Data shown:

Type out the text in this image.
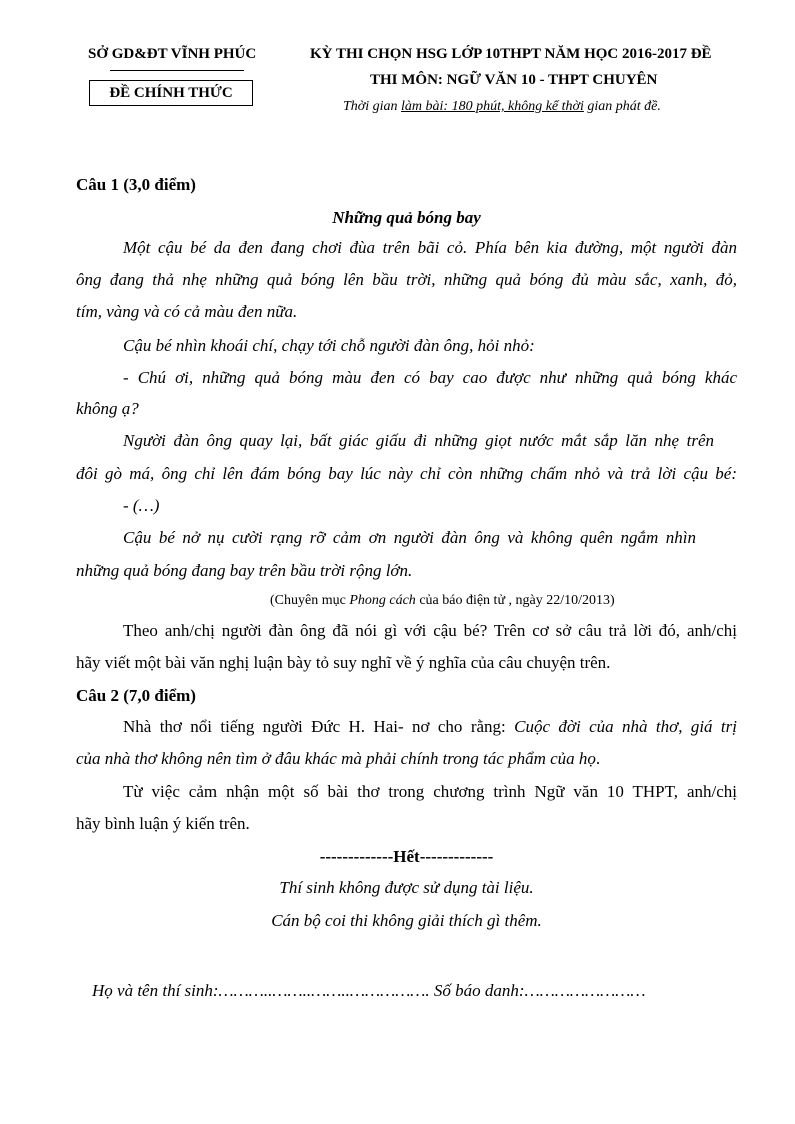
SỞ GD&ĐT VĨNH PHÚC
ĐỀ CHÍNH THỨC
KỲ THI CHỌN HSG LỚP 10THPT NĂM HỌC 2016-2017 ĐỀ
THI MÔN: NGỮ VĂN 10 - THPT CHUYÊN
Thời gian làm bài: 180 phút, không kể thời gian phát đề.
Câu 1 (3,0 điểm)
Những quả bóng bay
Một cậu bé da đen đang chơi đùa trên bãi cỏ. Phía bên kia đường, một người đàn
ông đang thả nhẹ những quả bóng lên bầu trời, những quả bóng đủ màu sắc, xanh, đỏ,
tím, vàng và có cả màu đen nữa.
Cậu bé nhìn khoái chí, chạy tới chỗ người đàn ông, hỏi nhỏ:
- Chú ơi, những quả bóng màu đen có bay cao được như những quả bóng khác
không ạ?
Người đàn ông quay lại, bất giác giấu đi những giọt nước mắt sắp lăn nhẹ trên
đôi gò má, ông chỉ lên đám bóng bay lúc này chỉ còn những chấm nhỏ và trả lời cậu bé:
- (…)
Cậu bé nở nụ cười rạng rỡ cảm ơn người đàn ông và không quên ngắm nhìn
những quả bóng đang bay trên bầu trời rộng lớn.
(Chuyên mục Phong cách của báo điện tử , ngày 22/10/2013)
Theo anh/chị người đàn ông đã nói gì với cậu bé? Trên cơ sở câu trả lời đó, anh/chị
hãy viết một bài văn nghị luận bày tỏ suy nghĩ về ý nghĩa của câu chuyện trên.
Câu 2 (7,0 điểm)
Nhà thơ nổi tiếng người Đức H. Hai- nơ cho rằng: Cuộc đời của nhà thơ, giá trị
của nhà thơ không nên tìm ở đâu khác mà phải chính trong tác phẩm của họ.
Từ việc cảm nhận một số bài thơ trong chương trình Ngữ văn 10 THPT, anh/chị
hãy bình luận ý kiến trên.
-------------Hết-------------
Thí sinh không được sử dụng tài liệu.
Cán bộ coi thi không giải thích gì thêm.
Họ và tên thí sinh:………..……..……..……………. Số báo danh:……………………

Task statement:
Copy whichever lines in the listing above contain the word "bóng".

Response to the task:
Những quả bóng bay
ông đang thả nhẹ những quả bóng lên bầu trời, những quả bóng đủ màu sắc, xanh, đỏ,
- Chú ơi, những quả bóng màu đen có bay cao được như những quả bóng khác
đôi gò má, ông chỉ lên đám bóng bay lúc này chỉ còn những chấm nhỏ và trả lời cậu bé:
những quả bóng đang bay trên bầu trời rộng lớn.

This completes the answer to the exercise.